▶ **Problem details**
Reproduce every line of the material below, but drop the pictures.

** START **

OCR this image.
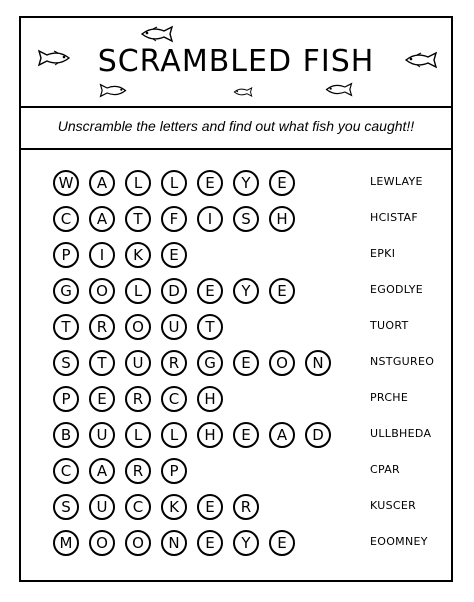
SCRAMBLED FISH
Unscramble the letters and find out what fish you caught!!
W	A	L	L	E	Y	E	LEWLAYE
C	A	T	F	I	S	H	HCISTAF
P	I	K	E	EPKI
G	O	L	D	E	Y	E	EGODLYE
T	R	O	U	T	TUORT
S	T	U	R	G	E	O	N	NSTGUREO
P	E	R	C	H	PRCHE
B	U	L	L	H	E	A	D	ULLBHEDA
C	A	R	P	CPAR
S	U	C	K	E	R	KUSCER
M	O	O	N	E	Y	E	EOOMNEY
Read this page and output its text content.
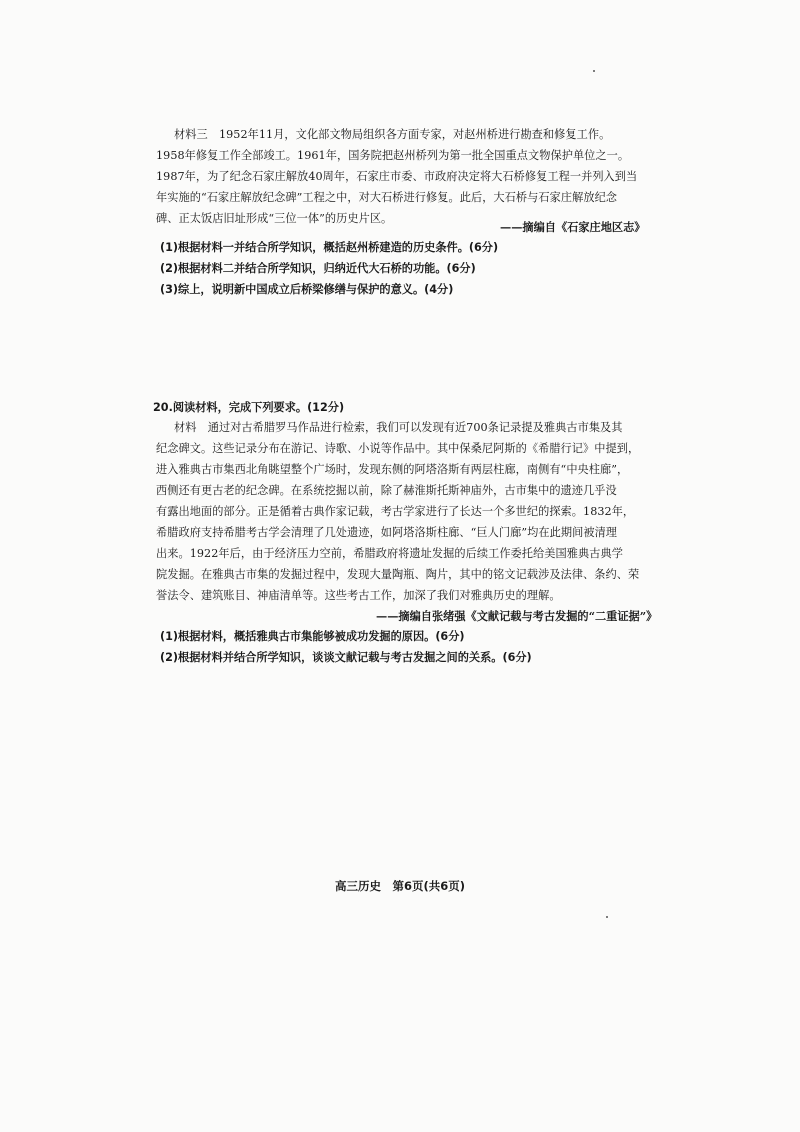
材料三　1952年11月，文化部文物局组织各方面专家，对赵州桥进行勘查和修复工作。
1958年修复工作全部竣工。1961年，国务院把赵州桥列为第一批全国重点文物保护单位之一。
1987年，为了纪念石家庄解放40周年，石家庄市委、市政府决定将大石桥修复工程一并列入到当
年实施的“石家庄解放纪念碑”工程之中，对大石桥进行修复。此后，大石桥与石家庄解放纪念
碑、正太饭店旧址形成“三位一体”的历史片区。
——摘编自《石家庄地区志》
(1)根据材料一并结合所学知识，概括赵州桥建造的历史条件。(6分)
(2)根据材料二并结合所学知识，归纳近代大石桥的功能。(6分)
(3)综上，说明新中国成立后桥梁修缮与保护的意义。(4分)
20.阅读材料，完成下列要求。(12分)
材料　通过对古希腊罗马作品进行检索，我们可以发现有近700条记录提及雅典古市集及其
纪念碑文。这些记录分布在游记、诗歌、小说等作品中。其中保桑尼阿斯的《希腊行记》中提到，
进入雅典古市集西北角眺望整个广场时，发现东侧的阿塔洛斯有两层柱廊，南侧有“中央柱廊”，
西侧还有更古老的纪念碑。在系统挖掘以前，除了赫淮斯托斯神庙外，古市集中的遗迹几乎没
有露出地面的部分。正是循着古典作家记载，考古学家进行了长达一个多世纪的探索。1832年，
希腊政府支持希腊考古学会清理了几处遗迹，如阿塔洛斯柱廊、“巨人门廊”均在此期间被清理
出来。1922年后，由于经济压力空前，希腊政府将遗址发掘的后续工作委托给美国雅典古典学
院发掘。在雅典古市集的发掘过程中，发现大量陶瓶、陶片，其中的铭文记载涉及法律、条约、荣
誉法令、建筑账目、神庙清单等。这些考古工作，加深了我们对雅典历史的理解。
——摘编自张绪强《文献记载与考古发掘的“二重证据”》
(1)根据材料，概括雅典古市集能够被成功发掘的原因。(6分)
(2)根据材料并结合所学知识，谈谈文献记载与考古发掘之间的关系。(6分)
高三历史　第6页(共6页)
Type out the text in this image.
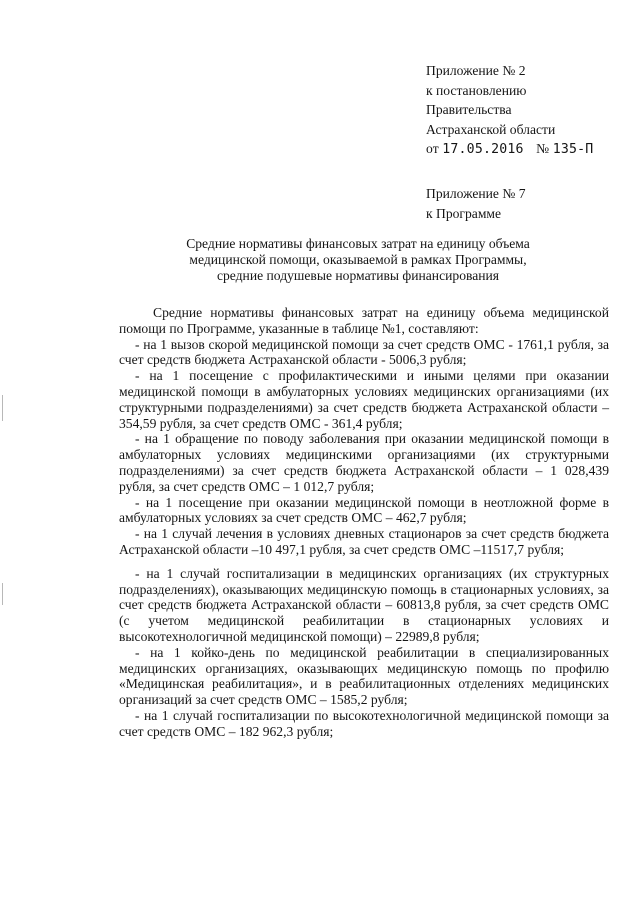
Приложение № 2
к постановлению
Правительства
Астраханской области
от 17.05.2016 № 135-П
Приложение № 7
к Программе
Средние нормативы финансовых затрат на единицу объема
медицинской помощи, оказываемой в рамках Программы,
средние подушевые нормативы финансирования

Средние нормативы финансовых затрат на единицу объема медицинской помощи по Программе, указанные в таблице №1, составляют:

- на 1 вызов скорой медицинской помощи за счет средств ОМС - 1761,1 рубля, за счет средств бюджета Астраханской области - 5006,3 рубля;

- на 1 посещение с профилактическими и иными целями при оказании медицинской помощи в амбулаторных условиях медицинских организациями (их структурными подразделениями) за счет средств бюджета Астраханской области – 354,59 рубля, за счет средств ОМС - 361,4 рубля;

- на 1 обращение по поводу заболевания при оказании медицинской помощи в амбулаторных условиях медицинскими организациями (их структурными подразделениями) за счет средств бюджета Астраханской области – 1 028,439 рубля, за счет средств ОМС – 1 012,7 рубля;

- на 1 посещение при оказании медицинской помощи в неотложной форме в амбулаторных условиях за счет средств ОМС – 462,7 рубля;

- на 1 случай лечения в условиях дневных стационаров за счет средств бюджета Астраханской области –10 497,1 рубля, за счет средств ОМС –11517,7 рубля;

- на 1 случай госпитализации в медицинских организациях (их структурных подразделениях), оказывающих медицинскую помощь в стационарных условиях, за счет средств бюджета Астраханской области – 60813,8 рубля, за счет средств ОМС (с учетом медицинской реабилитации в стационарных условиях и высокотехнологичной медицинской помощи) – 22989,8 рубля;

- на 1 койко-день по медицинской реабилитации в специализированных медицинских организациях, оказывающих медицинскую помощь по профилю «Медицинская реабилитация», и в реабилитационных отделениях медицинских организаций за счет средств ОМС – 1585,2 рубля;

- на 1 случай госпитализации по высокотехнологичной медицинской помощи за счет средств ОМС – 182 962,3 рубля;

** END **

▶ **Task response**
OCR this image.
SCRAMBLED FISH
Unscramble the letters and find out what fish you caught!!
W	A	L	L	E	Y	E	LEWLAYE
C	A	T	F	I	S	H	HCISTAF
P	I	K	E	EPKI
G	O	L	D	E	Y	E	EGODLYE
T	R	O	U	T	TUORT
S	T	U	R	G	E	O	N	NSTGUREO
P	E	R	C	H	PRCHE
B	U	L	L	H	E	A	D	ULLBHEDA
C	A	R	P	CPAR
S	U	C	K	E	R	KUSCER
M	O	O	N	E	Y	E	EOOMNEY
Read this page and output its text content.
材料三　1952年11月，文化部文物局组织各方面专家，对赵州桥进行勘查和修复工作。
1958年修复工作全部竣工。1961年，国务院把赵州桥列为第一批全国重点文物保护单位之一。
1987年，为了纪念石家庄解放40周年，石家庄市委、市政府决定将大石桥修复工程一并列入到当
年实施的“石家庄解放纪念碑”工程之中，对大石桥进行修复。此后，大石桥与石家庄解放纪念
碑、正太饭店旧址形成“三位一体”的历史片区。
——摘编自《石家庄地区志》
(1)根据材料一并结合所学知识，概括赵州桥建造的历史条件。(6分)
(2)根据材料二并结合所学知识，归纳近代大石桥的功能。(6分)
(3)综上，说明新中国成立后桥梁修缮与保护的意义。(4分)
20.阅读材料，完成下列要求。(12分)
材料　通过对古希腊罗马作品进行检索，我们可以发现有近700条记录提及雅典古市集及其
纪念碑文。这些记录分布在游记、诗歌、小说等作品中。其中保桑尼阿斯的《希腊行记》中提到，
进入雅典古市集西北角眺望整个广场时，发现东侧的阿塔洛斯有两层柱廊，南侧有“中央柱廊”，
西侧还有更古老的纪念碑。在系统挖掘以前，除了赫淮斯托斯神庙外，古市集中的遗迹几乎没
有露出地面的部分。正是循着古典作家记载，考古学家进行了长达一个多世纪的探索。1832年，
希腊政府支持希腊考古学会清理了几处遗迹，如阿塔洛斯柱廊、“巨人门廊”均在此期间被清理
出来。1922年后，由于经济压力空前，希腊政府将遗址发掘的后续工作委托给美国雅典古典学
院发掘。在雅典古市集的发掘过程中，发现大量陶瓶、陶片，其中的铭文记载涉及法律、条约、荣
誉法令、建筑账目、神庙清单等。这些考古工作，加深了我们对雅典历史的理解。
——摘编自张绪强《文献记载与考古发掘的“二重证据”》
(1)根据材料，概括雅典古市集能够被成功发掘的原因。(6分)
(2)根据材料并结合所学知识，谈谈文献记载与考古发掘之间的关系。(6分)
高三历史　第6页(共6页)
Type out the text in this image.
Приложение № 2
к постановлению
Правительства
Астраханской области
от 17.05.2016 № 135-П
Приложение № 7
к Программе
Средние нормативы финансовых затрат на единицу объема
медицинской помощи, оказываемой в рамках Программы,
средние подушевые нормативы финансирования

Средние нормативы финансовых затрат на единицу объема медицинской помощи по Программе, указанные в таблице №1, составляют:

- на 1 вызов скорой медицинской помощи за счет средств ОМС - 1761,1 рубля, за счет средств бюджета Астраханской области - 5006,3 рубля;

- на 1 посещение с профилактическими и иными целями при оказании медицинской помощи в амбулаторных условиях медицинских организациями (их структурными подразделениями) за счет средств бюджета Астраханской области – 354,59 рубля, за счет средств ОМС - 361,4 рубля;

- на 1 обращение по поводу заболевания при оказании медицинской помощи в амбулаторных условиях медицинскими организациями (их структурными подразделениями) за счет средств бюджета Астраханской области – 1 028,439 рубля, за счет средств ОМС – 1 012,7 рубля;

- на 1 посещение при оказании медицинской помощи в неотложной форме в амбулаторных условиях за счет средств ОМС – 462,7 рубля;

- на 1 случай лечения в условиях дневных стационаров за счет средств бюджета Астраханской области –10 497,1 рубля, за счет средств ОМС –11517,7 рубля;

- на 1 случай госпитализации в медицинских организациях (их структурных подразделениях), оказывающих медицинскую помощь в стационарных условиях, за счет средств бюджета Астраханской области – 60813,8 рубля, за счет средств ОМС (с учетом медицинской реабилитации в стационарных условиях и высокотехнологичной медицинской помощи) – 22989,8 рубля;

- на 1 койко-день по медицинской реабилитации в специализированных медицинских организациях, оказывающих медицинскую помощь по профилю «Медицинская реабилитация», и в реабилитационных отделениях медицинских организаций за счет средств ОМС – 1585,2 рубля;

- на 1 случай госпитализации по высокотехнологичной медицинской помощи за счет средств ОМС – 182 962,3 рубля;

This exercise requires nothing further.